Records for this exercise:
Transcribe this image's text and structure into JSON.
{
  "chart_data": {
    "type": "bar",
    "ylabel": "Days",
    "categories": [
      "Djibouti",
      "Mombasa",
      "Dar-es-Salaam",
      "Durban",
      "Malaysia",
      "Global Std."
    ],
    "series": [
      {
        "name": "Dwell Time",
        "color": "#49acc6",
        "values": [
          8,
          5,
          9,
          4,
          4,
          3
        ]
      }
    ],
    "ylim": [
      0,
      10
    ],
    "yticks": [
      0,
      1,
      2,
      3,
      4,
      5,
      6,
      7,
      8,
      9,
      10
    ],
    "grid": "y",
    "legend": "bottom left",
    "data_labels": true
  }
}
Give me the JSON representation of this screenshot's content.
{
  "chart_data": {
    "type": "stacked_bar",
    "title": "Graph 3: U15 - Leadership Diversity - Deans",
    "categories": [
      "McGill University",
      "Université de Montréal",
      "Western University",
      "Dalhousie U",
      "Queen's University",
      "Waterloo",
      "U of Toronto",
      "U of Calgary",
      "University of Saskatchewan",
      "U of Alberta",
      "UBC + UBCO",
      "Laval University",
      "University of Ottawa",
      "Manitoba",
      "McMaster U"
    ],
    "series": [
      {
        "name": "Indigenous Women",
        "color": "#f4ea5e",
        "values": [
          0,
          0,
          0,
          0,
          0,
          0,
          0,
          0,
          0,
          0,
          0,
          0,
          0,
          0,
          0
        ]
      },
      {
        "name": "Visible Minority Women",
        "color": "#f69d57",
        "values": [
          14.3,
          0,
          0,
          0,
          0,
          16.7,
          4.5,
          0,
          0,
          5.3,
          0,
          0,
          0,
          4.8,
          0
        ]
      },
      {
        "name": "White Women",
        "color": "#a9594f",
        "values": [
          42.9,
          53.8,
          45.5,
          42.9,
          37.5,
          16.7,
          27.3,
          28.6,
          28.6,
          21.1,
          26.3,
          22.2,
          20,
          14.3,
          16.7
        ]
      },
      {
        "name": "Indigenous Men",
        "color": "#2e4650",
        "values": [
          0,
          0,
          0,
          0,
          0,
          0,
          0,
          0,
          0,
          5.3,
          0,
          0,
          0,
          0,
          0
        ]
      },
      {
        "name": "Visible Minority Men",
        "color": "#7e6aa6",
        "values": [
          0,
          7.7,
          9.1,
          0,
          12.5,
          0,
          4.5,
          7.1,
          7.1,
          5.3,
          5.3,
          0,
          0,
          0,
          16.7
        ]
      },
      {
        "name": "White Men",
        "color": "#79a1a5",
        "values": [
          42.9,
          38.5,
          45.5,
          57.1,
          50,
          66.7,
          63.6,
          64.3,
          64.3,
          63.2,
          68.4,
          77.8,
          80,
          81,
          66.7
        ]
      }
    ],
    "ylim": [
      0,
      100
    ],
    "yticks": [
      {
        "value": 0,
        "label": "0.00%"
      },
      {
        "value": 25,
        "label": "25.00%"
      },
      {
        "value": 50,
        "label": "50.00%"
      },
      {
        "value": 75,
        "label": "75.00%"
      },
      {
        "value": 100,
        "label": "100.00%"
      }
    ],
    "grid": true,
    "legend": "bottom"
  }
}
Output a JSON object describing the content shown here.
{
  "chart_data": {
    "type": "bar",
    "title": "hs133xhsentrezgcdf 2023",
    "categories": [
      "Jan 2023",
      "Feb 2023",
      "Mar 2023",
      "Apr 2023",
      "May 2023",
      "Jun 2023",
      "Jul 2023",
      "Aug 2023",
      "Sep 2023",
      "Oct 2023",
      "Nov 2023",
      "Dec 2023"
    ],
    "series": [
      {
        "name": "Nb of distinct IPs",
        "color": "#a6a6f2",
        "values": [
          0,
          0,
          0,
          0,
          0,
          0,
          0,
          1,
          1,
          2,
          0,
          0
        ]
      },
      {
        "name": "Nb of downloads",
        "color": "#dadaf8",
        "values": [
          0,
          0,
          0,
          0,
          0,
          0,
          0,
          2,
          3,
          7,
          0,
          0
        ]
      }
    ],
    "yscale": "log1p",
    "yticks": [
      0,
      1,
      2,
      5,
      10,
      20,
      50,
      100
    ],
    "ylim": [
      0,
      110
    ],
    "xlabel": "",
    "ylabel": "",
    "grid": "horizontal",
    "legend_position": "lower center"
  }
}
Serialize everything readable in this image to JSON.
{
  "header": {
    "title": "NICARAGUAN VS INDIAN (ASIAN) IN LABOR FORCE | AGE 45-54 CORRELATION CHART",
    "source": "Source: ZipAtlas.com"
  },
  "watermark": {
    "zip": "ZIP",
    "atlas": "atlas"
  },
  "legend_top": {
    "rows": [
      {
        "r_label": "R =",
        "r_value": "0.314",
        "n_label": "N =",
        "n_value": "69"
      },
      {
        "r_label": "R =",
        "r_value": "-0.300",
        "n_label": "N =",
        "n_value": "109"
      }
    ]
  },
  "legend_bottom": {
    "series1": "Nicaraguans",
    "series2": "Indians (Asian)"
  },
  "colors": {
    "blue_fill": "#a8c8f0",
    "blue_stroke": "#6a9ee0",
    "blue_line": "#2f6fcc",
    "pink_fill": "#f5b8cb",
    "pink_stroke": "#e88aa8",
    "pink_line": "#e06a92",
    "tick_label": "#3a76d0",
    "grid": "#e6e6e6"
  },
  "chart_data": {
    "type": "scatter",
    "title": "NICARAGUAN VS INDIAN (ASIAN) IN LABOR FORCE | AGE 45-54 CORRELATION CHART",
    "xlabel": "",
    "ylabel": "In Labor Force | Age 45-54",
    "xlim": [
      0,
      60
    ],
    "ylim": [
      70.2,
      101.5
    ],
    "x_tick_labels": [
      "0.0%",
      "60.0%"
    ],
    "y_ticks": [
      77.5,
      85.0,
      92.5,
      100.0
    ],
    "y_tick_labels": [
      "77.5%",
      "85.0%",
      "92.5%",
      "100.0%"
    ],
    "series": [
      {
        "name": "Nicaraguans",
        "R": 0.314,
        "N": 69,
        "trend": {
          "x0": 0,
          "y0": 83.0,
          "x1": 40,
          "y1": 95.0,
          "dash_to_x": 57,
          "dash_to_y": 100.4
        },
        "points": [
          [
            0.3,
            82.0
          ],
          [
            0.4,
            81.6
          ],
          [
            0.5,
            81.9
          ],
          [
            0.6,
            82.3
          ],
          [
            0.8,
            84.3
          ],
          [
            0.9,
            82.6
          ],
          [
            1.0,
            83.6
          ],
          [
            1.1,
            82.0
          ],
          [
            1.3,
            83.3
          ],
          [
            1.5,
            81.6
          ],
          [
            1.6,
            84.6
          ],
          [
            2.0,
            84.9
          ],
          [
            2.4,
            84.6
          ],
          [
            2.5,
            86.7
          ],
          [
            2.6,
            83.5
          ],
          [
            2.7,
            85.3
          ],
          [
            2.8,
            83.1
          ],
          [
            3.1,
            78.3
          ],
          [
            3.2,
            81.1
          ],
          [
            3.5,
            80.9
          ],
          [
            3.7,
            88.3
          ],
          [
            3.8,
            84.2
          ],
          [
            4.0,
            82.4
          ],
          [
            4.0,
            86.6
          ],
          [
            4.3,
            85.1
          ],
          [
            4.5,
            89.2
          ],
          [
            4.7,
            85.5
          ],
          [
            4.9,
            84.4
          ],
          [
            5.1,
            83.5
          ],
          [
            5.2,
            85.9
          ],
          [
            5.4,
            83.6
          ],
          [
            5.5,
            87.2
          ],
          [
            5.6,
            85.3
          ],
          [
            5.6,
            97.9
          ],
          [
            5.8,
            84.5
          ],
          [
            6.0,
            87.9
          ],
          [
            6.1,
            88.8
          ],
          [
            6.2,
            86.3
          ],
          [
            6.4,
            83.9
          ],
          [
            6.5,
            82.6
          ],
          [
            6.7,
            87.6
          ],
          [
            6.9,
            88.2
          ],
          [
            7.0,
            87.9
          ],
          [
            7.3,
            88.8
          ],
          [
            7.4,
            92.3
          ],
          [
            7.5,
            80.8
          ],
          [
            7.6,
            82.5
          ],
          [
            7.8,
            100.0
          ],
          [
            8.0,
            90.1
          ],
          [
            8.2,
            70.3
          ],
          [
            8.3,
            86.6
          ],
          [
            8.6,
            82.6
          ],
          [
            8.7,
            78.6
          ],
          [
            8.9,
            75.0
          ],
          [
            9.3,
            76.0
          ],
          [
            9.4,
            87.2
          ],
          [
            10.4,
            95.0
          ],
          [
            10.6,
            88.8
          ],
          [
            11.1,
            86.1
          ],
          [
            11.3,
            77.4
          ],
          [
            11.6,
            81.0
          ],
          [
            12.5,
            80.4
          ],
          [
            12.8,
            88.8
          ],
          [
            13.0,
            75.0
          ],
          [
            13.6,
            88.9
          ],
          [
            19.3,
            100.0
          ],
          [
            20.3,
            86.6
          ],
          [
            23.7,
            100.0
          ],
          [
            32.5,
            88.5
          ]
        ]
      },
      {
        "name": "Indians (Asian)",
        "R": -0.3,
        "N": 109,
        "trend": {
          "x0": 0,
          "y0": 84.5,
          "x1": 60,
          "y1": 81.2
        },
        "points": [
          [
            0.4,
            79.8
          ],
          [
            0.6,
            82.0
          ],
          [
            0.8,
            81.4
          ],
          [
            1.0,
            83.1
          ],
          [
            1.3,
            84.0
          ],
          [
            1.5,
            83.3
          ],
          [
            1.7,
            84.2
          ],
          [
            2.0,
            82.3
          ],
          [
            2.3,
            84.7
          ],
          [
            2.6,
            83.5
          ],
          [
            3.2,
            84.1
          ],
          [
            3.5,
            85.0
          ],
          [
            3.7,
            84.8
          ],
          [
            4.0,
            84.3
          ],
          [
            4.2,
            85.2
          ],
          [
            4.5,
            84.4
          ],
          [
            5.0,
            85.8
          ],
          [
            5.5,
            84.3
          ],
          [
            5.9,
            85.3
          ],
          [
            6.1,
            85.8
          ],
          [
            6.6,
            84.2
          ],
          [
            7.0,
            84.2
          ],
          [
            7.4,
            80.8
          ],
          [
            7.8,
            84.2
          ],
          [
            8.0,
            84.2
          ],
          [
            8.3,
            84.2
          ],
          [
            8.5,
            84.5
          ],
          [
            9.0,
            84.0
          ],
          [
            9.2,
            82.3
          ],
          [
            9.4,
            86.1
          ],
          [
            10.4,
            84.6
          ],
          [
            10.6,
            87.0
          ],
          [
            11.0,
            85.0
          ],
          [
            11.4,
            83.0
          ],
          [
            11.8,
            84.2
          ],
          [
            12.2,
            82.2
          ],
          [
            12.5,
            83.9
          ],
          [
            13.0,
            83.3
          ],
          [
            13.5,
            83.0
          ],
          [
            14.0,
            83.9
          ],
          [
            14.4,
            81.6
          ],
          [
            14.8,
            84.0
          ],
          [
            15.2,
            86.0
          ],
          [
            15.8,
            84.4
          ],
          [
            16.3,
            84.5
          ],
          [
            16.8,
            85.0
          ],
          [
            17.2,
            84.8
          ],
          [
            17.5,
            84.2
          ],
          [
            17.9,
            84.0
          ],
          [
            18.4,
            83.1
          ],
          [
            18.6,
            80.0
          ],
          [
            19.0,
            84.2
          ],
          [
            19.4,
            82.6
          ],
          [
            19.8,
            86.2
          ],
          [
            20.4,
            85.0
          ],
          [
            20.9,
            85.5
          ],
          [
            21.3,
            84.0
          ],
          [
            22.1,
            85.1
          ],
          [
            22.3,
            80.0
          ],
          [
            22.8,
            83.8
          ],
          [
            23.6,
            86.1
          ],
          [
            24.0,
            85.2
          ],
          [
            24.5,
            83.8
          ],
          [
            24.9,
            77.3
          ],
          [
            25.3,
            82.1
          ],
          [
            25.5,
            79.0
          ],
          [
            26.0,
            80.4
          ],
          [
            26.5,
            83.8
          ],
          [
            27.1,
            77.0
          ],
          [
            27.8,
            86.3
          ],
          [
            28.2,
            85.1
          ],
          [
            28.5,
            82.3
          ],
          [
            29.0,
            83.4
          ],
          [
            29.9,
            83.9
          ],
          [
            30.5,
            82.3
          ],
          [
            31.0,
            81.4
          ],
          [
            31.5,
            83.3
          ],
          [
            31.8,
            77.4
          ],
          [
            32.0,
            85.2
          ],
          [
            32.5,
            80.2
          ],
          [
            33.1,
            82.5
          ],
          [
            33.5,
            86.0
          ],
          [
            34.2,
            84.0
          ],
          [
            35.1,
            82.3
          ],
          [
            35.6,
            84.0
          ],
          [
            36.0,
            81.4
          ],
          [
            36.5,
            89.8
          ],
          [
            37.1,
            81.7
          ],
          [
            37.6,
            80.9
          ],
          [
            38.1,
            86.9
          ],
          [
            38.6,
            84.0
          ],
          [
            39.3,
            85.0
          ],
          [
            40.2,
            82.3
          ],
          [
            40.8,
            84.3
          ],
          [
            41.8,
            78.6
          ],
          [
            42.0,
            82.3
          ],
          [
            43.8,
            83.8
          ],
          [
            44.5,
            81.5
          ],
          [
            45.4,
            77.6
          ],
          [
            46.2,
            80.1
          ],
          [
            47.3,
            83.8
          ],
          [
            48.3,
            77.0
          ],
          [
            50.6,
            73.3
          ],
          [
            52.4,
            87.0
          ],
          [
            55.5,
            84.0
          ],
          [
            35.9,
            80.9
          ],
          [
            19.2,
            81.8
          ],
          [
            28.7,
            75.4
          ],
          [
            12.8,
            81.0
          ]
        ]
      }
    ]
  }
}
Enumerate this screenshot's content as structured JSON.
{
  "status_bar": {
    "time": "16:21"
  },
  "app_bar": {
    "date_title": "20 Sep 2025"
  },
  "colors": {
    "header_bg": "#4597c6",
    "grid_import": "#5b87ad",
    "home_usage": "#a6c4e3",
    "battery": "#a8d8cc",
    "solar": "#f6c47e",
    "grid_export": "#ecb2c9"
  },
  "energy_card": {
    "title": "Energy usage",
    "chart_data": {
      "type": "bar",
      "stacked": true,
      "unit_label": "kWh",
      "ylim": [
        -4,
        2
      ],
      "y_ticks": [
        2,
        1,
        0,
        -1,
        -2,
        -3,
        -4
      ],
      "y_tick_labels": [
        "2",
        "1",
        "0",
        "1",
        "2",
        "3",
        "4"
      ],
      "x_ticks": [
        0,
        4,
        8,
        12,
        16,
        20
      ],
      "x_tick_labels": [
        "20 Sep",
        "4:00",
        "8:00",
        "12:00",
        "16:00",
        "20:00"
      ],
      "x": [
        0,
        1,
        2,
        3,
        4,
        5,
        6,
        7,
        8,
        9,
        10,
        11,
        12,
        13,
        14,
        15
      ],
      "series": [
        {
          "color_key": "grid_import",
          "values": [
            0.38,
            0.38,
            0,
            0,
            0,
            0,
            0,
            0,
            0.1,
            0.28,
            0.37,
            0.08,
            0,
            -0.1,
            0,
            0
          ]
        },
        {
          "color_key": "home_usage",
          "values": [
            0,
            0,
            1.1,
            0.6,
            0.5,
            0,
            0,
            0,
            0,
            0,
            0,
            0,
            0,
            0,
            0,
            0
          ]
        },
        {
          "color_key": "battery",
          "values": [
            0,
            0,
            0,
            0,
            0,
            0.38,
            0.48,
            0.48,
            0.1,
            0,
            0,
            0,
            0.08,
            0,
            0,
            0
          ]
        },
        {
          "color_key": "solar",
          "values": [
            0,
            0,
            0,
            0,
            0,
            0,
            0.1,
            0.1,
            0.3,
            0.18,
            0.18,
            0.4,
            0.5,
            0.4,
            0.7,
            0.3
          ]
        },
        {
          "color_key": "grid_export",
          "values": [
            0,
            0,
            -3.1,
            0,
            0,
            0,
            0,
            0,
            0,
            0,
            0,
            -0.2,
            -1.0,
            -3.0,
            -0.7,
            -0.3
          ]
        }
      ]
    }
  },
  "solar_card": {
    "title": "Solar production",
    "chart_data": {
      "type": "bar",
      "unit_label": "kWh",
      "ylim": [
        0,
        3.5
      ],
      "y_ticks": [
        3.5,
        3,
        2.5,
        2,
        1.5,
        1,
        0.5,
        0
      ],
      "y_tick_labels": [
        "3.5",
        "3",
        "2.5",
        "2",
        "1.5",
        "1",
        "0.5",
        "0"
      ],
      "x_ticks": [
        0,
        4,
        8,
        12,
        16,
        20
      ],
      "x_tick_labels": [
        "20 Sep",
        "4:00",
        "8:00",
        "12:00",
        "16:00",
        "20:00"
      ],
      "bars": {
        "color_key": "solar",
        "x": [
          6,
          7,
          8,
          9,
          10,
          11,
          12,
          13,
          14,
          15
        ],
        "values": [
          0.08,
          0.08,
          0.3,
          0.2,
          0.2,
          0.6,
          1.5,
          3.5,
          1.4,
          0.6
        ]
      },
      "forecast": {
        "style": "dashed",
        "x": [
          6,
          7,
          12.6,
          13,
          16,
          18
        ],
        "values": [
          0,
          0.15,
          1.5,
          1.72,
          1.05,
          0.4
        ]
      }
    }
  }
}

What you will do:
Locate all lines that include the word "name" and copy them out.

Solution to the exercise:
        "name": "Dwell Time",
        "name": "Indigenous Women",
        "name": "Visible Minority Women",
        "name": "White Women",
        "name": "Indigenous Men",
        "name": "Visible Minority Men",
        "name": "White Men",
        "name": "Nb of distinct IPs",
        "name": "Nb of downloads",
        "name": "Nicaraguans",
        "name": "Indians (Asian)",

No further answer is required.